• [Trecho extraído]:
********

Capitalismo em crise: a ''mão invisível'' no seu bolso

A falência do quarto maior banco de investimentos dos Estados Unidos, o Lehman Brothers, deixando uma dívida de US$ 613 bilhões, derrubou nesta segunda-feira (15) as bolsas do mundo. Patenteou, em tom dramático, o tamanho da crise financeira global.



''Isso é um acontecimento que se produz uma vez em cada cinquenta anos, provavelmente uma vez por século'', disse o economista Alan Greenspan – insuspeito de inclinações revolucionárias, pois foi por 19 anos o chefão do Federal Reserve, o banco central dos EUA. Para ele o terremoto ''ainda deve durar algum tempo'' e que há mais de 50% de chances dele gerar recessão nos EUA.



Periodicamente, a máquina global do capitalismo é acometida por essas convulsões. Há as crises locais e as mundiais, as cíclicas, que voltam a cada década, e as de ciclo longo, estudadas por Kontratiev, como foi a Grande Depressão dos anos 1930 e periga ser a de agora.

********

• [Dados fornecidos]:

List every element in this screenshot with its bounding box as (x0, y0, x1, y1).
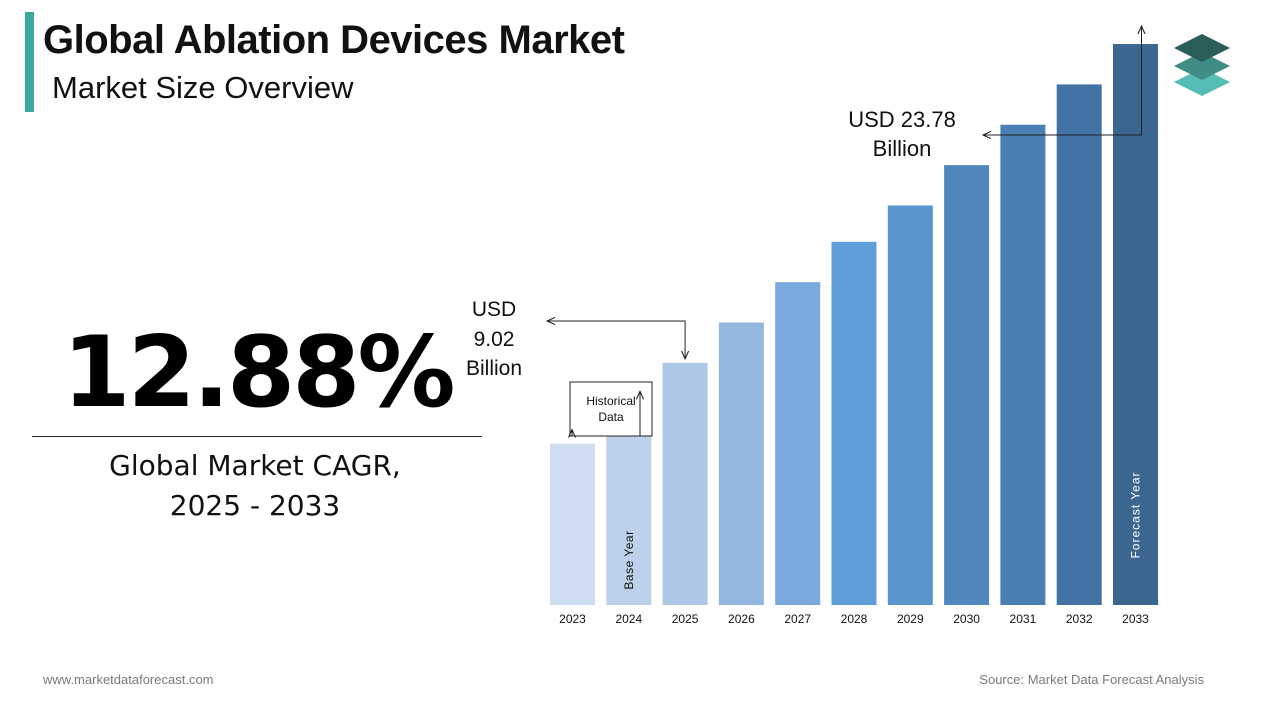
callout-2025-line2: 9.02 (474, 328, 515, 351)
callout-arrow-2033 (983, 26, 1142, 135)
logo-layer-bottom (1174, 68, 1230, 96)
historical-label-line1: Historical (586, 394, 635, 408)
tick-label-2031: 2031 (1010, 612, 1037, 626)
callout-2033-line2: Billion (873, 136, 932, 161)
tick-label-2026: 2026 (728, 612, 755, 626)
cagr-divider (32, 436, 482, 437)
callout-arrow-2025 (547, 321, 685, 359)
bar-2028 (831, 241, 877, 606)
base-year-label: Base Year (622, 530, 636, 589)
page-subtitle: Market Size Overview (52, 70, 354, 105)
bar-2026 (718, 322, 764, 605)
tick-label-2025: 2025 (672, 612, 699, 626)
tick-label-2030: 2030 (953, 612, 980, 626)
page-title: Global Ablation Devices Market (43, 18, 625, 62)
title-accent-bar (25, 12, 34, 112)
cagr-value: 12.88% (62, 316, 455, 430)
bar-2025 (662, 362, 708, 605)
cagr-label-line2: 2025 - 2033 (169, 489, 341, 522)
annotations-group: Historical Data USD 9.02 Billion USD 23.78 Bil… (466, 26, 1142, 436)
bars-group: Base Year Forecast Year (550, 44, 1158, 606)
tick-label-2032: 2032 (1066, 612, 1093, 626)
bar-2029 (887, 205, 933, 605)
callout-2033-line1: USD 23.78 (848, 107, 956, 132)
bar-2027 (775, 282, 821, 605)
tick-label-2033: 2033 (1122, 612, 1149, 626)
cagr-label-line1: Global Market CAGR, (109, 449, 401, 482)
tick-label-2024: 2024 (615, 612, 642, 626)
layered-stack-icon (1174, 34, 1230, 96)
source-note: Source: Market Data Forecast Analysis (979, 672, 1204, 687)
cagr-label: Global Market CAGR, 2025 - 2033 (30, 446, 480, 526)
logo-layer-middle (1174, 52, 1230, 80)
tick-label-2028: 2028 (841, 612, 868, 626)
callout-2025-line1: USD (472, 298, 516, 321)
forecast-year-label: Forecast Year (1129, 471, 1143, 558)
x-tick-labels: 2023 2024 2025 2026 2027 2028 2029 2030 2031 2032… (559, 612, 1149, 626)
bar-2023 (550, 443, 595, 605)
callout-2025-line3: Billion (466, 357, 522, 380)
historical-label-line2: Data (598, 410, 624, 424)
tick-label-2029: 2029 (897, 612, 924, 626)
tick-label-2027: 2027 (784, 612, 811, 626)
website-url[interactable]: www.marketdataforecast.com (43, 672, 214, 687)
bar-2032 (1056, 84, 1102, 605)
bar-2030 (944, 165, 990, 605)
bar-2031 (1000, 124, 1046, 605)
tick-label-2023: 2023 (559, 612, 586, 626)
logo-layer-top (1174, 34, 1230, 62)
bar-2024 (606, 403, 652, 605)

********

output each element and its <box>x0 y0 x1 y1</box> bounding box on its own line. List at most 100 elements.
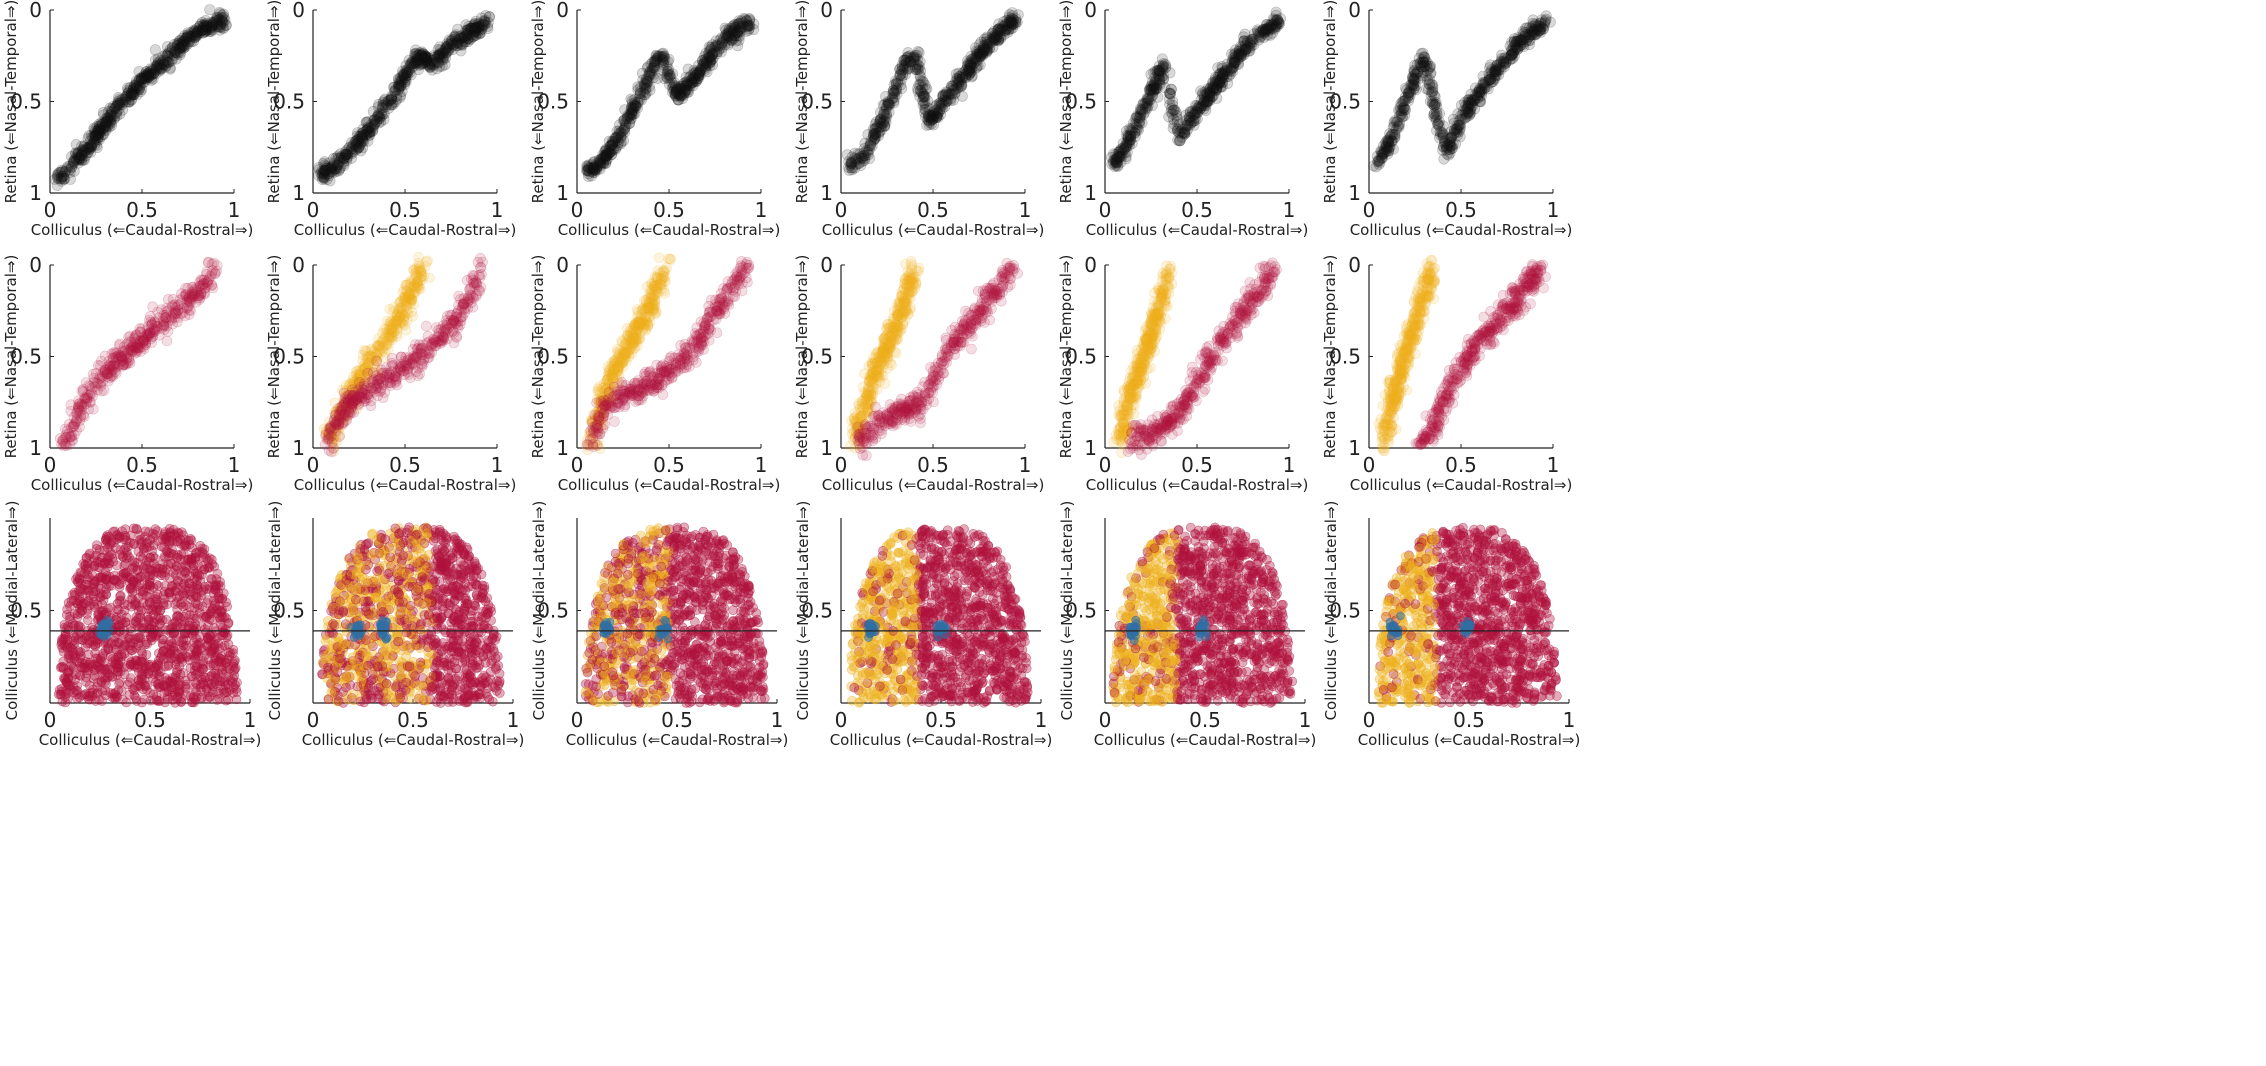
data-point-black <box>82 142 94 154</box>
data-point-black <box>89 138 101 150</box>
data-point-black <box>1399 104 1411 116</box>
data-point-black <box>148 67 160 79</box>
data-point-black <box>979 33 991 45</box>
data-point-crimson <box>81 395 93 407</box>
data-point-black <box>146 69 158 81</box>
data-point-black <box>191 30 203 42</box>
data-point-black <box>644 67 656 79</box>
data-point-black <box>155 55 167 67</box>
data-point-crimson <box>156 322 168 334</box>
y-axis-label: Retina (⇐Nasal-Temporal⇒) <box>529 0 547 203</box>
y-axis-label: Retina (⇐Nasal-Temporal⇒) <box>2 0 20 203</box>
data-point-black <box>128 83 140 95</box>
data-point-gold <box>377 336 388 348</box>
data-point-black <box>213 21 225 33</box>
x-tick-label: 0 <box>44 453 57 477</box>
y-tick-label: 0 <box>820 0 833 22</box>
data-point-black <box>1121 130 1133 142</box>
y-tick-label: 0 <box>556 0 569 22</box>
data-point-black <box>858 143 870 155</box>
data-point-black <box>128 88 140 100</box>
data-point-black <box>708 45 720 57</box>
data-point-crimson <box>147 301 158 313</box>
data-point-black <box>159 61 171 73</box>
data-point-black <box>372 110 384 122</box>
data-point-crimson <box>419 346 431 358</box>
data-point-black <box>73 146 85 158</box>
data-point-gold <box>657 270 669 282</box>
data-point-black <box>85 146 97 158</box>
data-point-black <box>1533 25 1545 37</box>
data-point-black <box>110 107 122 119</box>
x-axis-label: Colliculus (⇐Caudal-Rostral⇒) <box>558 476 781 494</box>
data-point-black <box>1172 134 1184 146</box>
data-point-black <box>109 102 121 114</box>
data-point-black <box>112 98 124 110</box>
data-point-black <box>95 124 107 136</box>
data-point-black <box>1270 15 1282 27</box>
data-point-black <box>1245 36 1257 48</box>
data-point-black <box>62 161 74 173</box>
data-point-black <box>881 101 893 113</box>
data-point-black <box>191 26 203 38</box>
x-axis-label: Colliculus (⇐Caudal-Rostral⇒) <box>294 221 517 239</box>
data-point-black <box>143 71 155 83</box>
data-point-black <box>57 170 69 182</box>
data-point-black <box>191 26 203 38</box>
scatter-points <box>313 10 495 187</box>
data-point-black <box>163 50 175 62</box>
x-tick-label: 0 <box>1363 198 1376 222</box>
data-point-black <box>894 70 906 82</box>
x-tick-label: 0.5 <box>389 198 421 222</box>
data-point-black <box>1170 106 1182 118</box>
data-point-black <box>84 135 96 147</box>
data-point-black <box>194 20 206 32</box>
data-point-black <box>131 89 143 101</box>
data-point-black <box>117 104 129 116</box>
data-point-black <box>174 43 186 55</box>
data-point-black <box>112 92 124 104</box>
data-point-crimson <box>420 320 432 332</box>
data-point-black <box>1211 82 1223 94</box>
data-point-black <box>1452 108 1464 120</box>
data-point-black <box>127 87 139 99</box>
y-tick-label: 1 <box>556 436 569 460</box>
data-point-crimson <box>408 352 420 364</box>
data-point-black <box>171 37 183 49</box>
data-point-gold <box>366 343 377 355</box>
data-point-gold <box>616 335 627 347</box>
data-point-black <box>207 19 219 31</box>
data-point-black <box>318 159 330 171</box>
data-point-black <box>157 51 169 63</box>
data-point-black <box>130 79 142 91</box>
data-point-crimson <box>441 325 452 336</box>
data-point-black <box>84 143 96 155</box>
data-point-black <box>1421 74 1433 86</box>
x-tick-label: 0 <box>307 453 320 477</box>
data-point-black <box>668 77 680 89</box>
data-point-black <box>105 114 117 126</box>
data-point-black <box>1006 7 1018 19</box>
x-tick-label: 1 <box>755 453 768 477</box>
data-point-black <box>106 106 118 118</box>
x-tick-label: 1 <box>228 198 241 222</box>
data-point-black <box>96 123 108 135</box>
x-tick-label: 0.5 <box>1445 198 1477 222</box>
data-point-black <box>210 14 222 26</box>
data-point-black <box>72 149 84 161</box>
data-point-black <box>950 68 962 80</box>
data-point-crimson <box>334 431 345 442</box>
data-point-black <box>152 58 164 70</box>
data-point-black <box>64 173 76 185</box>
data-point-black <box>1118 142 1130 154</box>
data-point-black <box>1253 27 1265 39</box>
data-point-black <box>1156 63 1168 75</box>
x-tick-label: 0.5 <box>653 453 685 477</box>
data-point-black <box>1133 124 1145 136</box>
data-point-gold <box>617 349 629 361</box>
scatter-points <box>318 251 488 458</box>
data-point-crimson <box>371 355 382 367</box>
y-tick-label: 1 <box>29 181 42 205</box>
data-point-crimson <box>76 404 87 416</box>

********

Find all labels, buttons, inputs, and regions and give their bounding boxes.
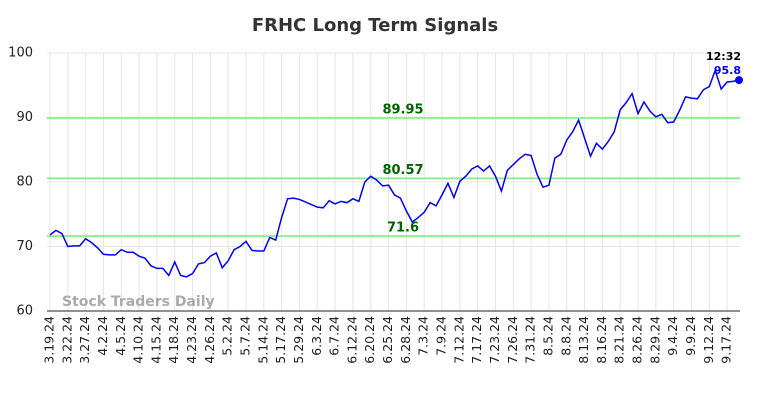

********

Por favor, extraia literalmente do trecho sobre a crise financeira a parte que começa em "A falência do" e segue até "crise financeira global.", inclusive. Os registros não têm nenhuma função aqui.

A falência do quarto maior banco de investimentos dos Estados Unidos, o Lehman Brothers, deixando uma dívida de US$ 613 bilhões, derrubou nesta segunda-feira (15) as bolsas do mundo. Patenteou, em tom dramático, o tamanho da crise financeira global.